Still laughing hysterically over Tex's near assassination, we headed to a small palace that houses a museum to the former kings. Soldiers were training on the expansive grounds. Inside, we looked at the furnishings and costumes of the long dead king. Oddly, there was a large, Western-looking hoop dress arranged in the same room. Reading the translation, I finally realized what this dress was. It was a dress that belonged to Anna Leonowens... and this room was where she met Rama IV, King Monkut... yes, the same King of Siam and the British school teacher from “The King and I”.
We drove back towards Bangkok to visit the old city. We pulled into a floating restaurant on a barge in a nearby river. We ate soft bone fish and bowls of fried mushrooms and chilies. A group of Americans was sitting behind us, and they weren't having much luck in ordering, or even knowing how to pay. They noticed that Flick was speaking English, and asked for help. We began chatting about where they were going, where they were from, etc. Turns out, they were a group of FBI agents in Thailand to train their police force. They were probably the same agents that were called in to investigate the death of David Carradine... hope they return my handcuffs and wig...

Entries for layout elements =>

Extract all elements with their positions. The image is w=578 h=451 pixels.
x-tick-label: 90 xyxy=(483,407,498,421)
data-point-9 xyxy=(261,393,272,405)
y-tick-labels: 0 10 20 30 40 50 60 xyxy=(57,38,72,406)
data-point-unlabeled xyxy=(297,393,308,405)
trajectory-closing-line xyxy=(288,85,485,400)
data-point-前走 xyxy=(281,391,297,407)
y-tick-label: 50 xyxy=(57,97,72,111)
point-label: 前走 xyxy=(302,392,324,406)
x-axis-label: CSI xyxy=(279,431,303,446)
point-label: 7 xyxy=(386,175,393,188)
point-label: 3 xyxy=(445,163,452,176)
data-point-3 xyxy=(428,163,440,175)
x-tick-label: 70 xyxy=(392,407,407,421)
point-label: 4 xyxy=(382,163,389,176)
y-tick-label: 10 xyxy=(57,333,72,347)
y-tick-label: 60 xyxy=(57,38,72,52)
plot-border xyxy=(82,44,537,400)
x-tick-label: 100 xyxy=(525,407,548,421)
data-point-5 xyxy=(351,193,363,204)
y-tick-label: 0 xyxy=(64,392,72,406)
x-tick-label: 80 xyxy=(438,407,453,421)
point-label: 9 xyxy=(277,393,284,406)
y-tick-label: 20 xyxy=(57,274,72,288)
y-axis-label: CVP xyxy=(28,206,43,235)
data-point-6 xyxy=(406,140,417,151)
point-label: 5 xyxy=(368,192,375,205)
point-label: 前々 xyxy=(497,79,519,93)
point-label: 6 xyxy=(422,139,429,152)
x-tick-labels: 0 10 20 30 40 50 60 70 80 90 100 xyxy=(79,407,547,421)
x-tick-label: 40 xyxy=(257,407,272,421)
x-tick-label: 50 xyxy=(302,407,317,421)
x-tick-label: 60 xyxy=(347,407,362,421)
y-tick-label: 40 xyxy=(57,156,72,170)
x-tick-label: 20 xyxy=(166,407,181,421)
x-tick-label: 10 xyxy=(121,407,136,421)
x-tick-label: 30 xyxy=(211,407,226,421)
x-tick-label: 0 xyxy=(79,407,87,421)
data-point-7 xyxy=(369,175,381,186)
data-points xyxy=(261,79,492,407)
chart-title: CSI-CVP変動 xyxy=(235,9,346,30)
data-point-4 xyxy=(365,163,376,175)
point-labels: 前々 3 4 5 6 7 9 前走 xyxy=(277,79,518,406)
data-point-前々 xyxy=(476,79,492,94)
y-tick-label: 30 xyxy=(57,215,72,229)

What needs to be done => Reproduce the travel account in full, word for word. The lines above come from a source separate from the travel account.

Exercise solution =>
Still laughing hysterically over Tex's near assassination, we headed to a small palace that houses a museum to the former kings. Soldiers were training on the expansive grounds. Inside, we looked at the furnishings and costumes of the long dead king. Oddly, there was a large, Western-looking hoop dress arranged in the same room. Reading the translation, I finally realized what this dress was. It was a dress that belonged to Anna Leonowens... and this room was where she met Rama IV, King Monkut... yes, the same King of Siam and the British school teacher from “The King and I”.
We drove back towards Bangkok to visit the old city. We pulled into a floating restaurant on a barge in a nearby river. We ate soft bone fish and bowls of fried mushrooms and chilies. A group of Americans was sitting behind us, and they weren't having much luck in ordering, or even knowing how to pay. They noticed that Flick was speaking English, and asked for help. We began chatting about where they were going, where they were from, etc. Turns out, they were a group of FBI agents in Thailand to train their police force. They were probably the same agents that were called in to investigate the death of David Carradine... hope they return my handcuffs and wig...